--- Start RECORDS TO PROCESS ---

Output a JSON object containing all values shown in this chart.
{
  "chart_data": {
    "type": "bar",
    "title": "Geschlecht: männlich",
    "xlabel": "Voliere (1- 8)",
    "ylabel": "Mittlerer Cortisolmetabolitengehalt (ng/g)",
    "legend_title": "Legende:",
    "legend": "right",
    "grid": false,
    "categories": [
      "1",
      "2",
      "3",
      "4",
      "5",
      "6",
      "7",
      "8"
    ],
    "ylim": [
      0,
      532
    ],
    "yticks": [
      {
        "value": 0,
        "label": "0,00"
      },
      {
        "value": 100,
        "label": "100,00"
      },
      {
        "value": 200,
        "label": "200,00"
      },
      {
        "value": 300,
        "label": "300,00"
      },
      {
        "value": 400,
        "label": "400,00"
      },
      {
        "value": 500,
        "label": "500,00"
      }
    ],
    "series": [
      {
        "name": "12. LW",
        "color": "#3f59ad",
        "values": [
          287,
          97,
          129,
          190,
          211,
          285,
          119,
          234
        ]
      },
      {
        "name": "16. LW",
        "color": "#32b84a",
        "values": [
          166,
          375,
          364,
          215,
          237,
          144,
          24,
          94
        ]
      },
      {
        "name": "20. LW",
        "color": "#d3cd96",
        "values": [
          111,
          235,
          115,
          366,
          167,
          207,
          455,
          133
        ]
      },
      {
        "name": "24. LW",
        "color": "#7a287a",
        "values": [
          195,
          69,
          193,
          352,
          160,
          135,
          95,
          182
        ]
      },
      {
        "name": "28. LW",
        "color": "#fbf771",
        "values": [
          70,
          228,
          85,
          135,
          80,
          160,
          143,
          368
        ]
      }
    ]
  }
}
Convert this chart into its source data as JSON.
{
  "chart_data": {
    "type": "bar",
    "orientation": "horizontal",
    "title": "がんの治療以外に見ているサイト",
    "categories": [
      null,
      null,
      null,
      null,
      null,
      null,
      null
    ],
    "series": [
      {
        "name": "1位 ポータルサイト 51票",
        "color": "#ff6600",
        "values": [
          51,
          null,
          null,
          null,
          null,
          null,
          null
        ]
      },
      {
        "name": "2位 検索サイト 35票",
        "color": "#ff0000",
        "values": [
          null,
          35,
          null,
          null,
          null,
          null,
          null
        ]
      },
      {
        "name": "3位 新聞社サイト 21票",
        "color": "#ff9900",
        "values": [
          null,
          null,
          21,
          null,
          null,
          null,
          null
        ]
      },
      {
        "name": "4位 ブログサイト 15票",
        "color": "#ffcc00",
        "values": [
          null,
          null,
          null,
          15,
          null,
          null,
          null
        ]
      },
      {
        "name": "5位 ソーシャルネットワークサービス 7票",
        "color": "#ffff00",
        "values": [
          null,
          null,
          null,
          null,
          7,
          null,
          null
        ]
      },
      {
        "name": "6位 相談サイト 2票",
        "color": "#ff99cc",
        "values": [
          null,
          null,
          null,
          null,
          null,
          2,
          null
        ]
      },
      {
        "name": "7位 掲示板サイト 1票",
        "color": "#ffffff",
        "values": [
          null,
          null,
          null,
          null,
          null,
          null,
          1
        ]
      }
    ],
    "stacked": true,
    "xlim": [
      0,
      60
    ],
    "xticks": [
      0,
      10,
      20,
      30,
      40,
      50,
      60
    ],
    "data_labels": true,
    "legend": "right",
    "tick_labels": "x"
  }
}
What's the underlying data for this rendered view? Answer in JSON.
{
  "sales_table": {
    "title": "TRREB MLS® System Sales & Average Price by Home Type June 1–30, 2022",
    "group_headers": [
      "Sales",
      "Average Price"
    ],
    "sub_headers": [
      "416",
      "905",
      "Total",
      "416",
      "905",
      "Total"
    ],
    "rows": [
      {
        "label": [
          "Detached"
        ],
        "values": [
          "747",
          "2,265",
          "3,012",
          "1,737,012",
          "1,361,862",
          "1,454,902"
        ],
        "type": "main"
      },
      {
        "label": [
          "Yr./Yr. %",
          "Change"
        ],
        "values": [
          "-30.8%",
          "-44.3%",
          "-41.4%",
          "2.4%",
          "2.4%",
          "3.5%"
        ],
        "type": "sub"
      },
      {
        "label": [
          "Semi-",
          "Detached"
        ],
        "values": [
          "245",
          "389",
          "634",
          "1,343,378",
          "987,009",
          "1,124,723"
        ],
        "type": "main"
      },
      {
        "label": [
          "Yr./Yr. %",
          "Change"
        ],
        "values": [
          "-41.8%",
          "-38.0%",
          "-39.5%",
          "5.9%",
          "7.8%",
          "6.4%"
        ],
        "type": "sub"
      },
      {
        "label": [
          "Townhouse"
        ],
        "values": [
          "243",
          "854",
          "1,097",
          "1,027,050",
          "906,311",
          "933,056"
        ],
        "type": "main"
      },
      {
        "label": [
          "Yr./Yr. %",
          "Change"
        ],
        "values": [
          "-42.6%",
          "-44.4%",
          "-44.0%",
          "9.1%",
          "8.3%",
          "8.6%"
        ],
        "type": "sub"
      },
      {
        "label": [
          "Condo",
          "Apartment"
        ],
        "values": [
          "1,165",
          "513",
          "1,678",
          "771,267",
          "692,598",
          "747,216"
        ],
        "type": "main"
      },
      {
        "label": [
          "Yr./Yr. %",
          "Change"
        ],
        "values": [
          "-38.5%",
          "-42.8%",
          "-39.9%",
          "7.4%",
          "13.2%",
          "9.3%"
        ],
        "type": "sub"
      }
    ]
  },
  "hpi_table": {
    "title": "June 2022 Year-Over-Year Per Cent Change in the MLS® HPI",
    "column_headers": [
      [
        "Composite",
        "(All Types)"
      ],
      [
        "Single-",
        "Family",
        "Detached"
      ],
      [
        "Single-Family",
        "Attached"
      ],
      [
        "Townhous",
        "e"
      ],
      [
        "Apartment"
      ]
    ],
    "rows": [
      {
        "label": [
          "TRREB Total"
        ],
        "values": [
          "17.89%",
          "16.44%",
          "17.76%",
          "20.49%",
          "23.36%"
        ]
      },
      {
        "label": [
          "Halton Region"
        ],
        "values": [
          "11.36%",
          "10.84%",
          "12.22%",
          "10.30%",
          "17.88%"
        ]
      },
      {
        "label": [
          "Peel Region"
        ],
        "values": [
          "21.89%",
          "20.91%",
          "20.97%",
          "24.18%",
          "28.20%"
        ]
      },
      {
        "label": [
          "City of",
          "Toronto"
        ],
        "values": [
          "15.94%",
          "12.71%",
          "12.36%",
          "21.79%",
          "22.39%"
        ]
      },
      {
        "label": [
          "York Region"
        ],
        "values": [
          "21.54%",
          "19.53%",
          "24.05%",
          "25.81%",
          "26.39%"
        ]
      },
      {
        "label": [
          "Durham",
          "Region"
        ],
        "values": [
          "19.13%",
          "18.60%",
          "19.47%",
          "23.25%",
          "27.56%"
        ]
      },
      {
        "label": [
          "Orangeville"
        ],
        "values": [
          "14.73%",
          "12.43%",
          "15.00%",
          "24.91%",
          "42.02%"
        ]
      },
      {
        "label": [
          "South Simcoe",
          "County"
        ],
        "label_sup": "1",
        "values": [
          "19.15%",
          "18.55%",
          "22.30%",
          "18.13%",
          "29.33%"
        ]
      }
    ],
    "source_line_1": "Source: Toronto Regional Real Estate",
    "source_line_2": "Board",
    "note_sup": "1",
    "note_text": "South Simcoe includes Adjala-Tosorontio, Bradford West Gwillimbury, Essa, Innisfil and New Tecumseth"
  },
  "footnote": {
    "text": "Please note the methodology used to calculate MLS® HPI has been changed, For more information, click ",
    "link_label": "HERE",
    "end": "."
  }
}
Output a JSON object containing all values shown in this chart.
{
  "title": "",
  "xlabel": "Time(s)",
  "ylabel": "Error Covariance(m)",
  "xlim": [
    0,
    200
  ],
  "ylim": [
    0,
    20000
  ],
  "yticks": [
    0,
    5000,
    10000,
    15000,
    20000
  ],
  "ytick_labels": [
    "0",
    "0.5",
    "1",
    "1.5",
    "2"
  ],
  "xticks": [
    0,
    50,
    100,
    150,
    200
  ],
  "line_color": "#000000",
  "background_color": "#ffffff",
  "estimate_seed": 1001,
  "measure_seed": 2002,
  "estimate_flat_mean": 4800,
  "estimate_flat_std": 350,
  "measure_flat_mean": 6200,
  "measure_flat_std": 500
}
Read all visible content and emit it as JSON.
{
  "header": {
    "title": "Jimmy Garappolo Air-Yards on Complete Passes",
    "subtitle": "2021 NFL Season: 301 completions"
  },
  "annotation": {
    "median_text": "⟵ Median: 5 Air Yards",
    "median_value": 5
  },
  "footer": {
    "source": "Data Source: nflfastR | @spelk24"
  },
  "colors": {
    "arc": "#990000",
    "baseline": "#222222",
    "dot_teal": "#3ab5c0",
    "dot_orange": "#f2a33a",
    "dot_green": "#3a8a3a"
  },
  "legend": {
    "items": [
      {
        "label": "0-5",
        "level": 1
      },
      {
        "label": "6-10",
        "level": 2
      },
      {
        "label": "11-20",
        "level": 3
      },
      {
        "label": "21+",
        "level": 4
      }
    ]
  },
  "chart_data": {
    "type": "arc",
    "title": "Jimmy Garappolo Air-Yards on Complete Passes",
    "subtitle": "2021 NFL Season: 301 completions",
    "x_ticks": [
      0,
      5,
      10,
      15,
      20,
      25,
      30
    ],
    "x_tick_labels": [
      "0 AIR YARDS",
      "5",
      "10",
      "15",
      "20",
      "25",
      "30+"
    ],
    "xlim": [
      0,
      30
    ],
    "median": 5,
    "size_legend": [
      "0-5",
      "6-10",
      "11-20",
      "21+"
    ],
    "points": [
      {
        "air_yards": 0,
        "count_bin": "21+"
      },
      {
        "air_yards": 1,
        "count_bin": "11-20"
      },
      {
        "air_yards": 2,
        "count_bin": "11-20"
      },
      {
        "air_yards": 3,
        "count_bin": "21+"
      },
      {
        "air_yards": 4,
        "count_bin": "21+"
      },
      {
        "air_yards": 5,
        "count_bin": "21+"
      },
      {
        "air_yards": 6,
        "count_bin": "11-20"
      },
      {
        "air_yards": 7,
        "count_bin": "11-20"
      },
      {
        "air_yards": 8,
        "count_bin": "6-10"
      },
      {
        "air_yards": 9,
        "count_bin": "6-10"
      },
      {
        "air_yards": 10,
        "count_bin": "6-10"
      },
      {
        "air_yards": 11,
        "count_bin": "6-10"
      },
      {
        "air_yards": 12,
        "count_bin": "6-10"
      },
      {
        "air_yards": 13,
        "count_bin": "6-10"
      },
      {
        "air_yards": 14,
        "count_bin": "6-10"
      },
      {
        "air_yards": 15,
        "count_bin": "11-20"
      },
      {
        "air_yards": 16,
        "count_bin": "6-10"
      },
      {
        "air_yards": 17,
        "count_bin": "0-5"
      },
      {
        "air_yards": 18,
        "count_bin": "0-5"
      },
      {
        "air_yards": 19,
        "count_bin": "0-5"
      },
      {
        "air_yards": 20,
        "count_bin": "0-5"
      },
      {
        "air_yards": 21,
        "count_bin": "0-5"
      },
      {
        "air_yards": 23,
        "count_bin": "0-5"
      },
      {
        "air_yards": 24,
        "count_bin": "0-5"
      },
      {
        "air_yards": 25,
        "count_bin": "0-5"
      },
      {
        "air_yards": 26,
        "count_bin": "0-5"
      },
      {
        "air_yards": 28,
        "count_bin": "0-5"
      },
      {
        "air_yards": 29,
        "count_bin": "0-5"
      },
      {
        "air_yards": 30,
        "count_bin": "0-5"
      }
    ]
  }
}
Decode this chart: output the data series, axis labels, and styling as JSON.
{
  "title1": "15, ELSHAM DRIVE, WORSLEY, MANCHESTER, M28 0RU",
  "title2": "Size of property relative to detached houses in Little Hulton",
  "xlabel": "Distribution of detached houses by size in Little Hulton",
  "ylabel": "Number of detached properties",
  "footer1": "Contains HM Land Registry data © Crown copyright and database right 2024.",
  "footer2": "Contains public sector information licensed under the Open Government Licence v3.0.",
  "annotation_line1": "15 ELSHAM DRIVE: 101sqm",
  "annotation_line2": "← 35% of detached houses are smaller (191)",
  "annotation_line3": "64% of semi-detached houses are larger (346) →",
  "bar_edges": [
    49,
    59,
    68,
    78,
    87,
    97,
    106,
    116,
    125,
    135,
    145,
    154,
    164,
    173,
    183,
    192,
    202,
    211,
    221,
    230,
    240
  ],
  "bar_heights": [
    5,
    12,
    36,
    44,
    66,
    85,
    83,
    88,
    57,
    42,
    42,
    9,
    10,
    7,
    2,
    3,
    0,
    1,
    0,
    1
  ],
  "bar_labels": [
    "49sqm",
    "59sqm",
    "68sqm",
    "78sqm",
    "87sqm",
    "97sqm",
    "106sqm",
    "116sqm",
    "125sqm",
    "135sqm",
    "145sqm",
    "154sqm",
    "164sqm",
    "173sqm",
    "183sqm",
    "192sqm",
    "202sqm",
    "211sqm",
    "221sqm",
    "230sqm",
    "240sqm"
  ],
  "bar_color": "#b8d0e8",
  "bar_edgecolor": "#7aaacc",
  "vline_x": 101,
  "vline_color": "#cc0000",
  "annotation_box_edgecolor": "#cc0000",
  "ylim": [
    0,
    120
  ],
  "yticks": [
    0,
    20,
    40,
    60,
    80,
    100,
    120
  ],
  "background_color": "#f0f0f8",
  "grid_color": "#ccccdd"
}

--- End RECORDS TO PROCESS ---

(GOAL) Working from the listing above, pick out every line that has "Little" and copy it.

(SOLUTION TO THIS PROBLEM)
  "title2": "Size of property relative to detached houses in Little Hulton",
  "xlabel": "Distribution of detached houses by size in Little Hulton",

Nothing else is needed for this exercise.